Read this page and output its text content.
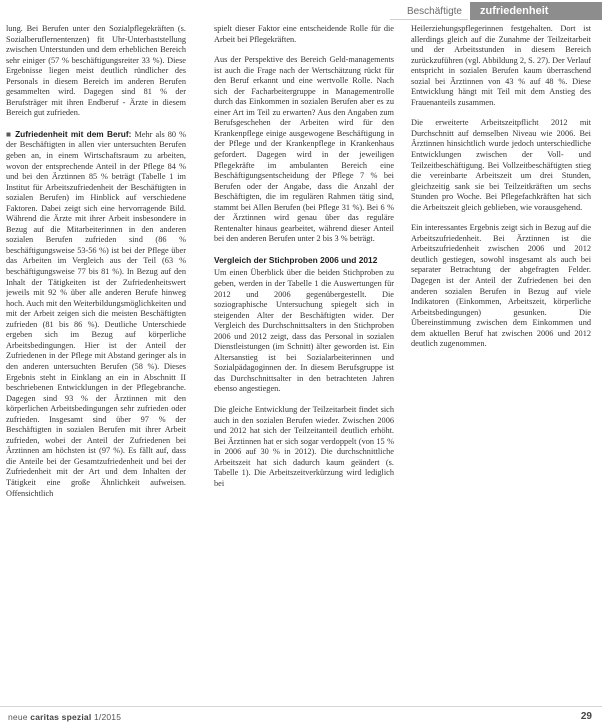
Beschäftigte	zufriedenheit

lung. Bei Berufen unter den Sozialpflegekräften (s. Sozialberuflernentenzen) fit Uhr-Unterbaststellung zwischen Unterstunden und dem erheblichen Bereich sehr einiger (57 % beschäftigungsreiter 33 %). Diese Ergebnisse liegen meist deutlich ründlicher des Personals in diesem Bereich im anderen Berufen gesammelten wird. Dagegen sind 81 % der Berufsträger mit ihren Endberuf - Ärzte in diesem Bereich gut zufrieden.

■ Zufriedenheit mit dem Beruf: Mehr als 80 % der Beschäftigten in allen vier untersuchten Berufen geben an, in einem Wirtschaftsraum zu arbeiten, wovon der entsprechende Anteil in der Pflege 84 % und bei den Ärztinnen 85 % beträgt (Tabelle 1 im Institut für Arbeitszufriedenheit der Beschäftigten in sozialen Berufen) im Hinblick auf verschiedene Faktoren. Dabei zeigt sich eine hervorragende Bild. Während die Ärzte mit ihrer Arbeit insbesondere in Bezug auf die Mitarbeiterinnen in den anderen sozialen Berufen zufrieden sind (86 % beschäftigungsweise 53-56 %) ist bei der Pflege über das Arbeiten im Vergleich aus der Teil (63 % beschäftigungsweise 77 bis 81 %). In Bezug auf den Inhalt der Tätigkeiten ist der Zufriedenheitswert jeweils mit 92 % über alle anderen Berufe hinweg hoch. Auch mit den Weiterbildungsmöglichkeiten und mit der Arbeit zeigen sich die meisten Beschäftigten zufrieden (81 bis 86 %). Deutliche Unterschiede ergeben sich im Bezug auf körperliche Arbeitsbedingungen. Hier ist der Anteil der Zufriedenen in der Pflege mit Abstand geringer als in den anderen untersuchten Berufen (58 %). Dieses Ergebnis steht in Einklang an ein in Abschnitt II beschriebenen Entwicklungen in der Pflegebranche. Dagegen sind 93 % der Ärztinnen mit den körperlichen Arbeitsbedingungen sehr zufrieden oder zufrieden. Insgesamt sind über 97 % der Beschäftigten in sozialen Berufen mit ihrer Arbeit zufrieden, wobei der Anteil der Zufriedenen bei Ärztinnen am höchsten ist (97 %). Es fällt auf, dass die Anteile bei der Gesamtzufriedenheit und bei der Zufriedenheit mit der Art und dem Inhalten der Tätigkeit eine große Ähnlichkeit aufweisen. Offensichtlich

spielt dieser Faktor eine entscheidende Rolle für die Arbeit bei Pflegekräften.

Aus der Perspektive des Bereich Geld-managements ist auch die Frage nach der Wertschätzung rückt für den Beruf erkannt und eine wertvolle Rolle. Nach sich der Facharbeitergruppe in Managementrolle durch das Einkommen in sozialen Berufen aber es zu einer Art im Teil zu erwarten? Aus den Angaben zum Berufsgeschehen der Arbeiten wird für den Krankenpflege einige ausgewogene Beschäftigung in der Pflege und der Krankenpflege in Krankenhaus gefordert. Dagegen wird in der jeweiligen Pflegekräfte im ambulanten Bereich eine Beschäftigungsentscheidung der Pflege 7 % bei Berufen oder der Angabe, dass die Anzahl der Beschäftigten, die im regulären Rahmen tätig sind, stammt bei Allen Berufen (bei Pflege 31 %). Bei 6 % der Ärztinnen wird genau über das reguläre Rentenalter hinaus gearbeitet, während dieser Anteil bei den anderen Berufen unter 2 bis 3 % beträgt.

Vergleich der Stichproben 2006 und 2012

Um einen Überblick über die beiden Stichproben zu geben, werden in der Tabelle 1 die Auswertungen für 2012 und 2006 gegenübergestellt. Die soziographische Untersuchung spiegelt sich in steigenden Alter der Beschäftigten wider. Der Vergleich des Durchschnittsalters in den Stichproben 2006 und 2012 zeigt, dass das Personal in sozialen Dienstleistungen (im Schnitt) älter geworden ist. Ein Altersanstieg ist bei Sozialarbeiterinnen und Sozialpädagoginnen der. In diesem Berufsgruppe ist das Durchschnittsalter in den betrachteten Jahren ebenso angestiegen.

Die gleiche Entwicklung der Teilzeitarbeit findet sich auch in den sozialen Berufen wieder. Zwischen 2006 und 2012 hat sich der Teilzeitanteil deutlich erhöht. Bei Ärztinnen hat er sich sogar verdoppelt (von 15 % in 2006 auf 30 % in 2012). Die durchschnittliche Arbeitszeit hat sich dadurch kaum geändert (s. Tabelle 1). Die Arbeitszeitverkürzung wird lediglich bei

Heilerziehungspflegerinnen festgehalten. Dort ist allerdings gleich auf die Zunahme der Teilzeitarbeit und der Arbeitsstunden in diesem Bereich zurückzuführen (vgl. Abbildung 2, S. 27). Der Verlauf entspricht in sozialen Berufen kaum überraschend sozial bei Ärztinnen von 43 % auf 48 %. Diese Entwicklung hängt mit Teil mit dem Anstieg des Frauenanteils zusammen.

Die erweiterte Arbeitszeitpflicht 2012 mit Durchschnitt auf demselben Niveau wie 2006. Bei Ärztinnen hinsichtlich wurde jedoch unterschiedliche Entwicklungen zwischen der Voll- und Teilzeitbeschäftigung. Bei Vollzeitbeschäftigten stieg die vereinbarte Arbeitszeit um drei Stunden, gleichzeitig sank sie bei Teilzeitkräften um sechs Stunden pro Woche. Bei Pflegefachkräften hat sich die Arbeitszeit gleich geblieben, wie vorausgehend.

Ein interessantes Ergebnis zeigt sich in Bezug auf die Arbeitszufriedenheit. Bei Ärztinnen ist die Arbeitszufriedenheit zwischen 2006 und 2012 deutlich gestiegen, sowohl insgesamt als auch bei separater Betrachtung der abgefragten Felder. Dagegen ist der Anteil der Zufriedenen bei den anderen sozialen Berufen in Bezug auf viele Indikatoren (Einkommen, Arbeitszeit, körperliche Arbeitsbedingungen) gesunken. Die Übereinstimmung zwischen dem Einkommen und dem aktuellen Beruf hat zwischen 2006 und 2012 deutlich zugenommen.

neue caritas spezial 1/2015	29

ABOUT THIS TASK: Gather each line from the listing above that holds "Stichproben".

WRITTEN SOLUTION:
Vergleich der Stichproben 2006 und 2012
Um einen Überblick über die beiden Stichproben zu geben, werden in der Tabelle 1 die Auswertungen für 2012 und 2006 gegenübergestellt. Die soziographische Untersuchung spiegelt sich in steigenden Alter der Beschäftigten wider. Der Vergleich des Durchschnittsalters in den Stichproben 2006 und 2012 zeigt, dass das Personal in sozialen Dienstleistungen (im Schnitt) älter geworden ist. Ein Altersanstieg ist bei Sozialarbeiterinnen und Sozialpädagoginnen der. In diesem Berufsgruppe ist das Durchschnittsalter in den betrachteten Jahren ebenso angestiegen.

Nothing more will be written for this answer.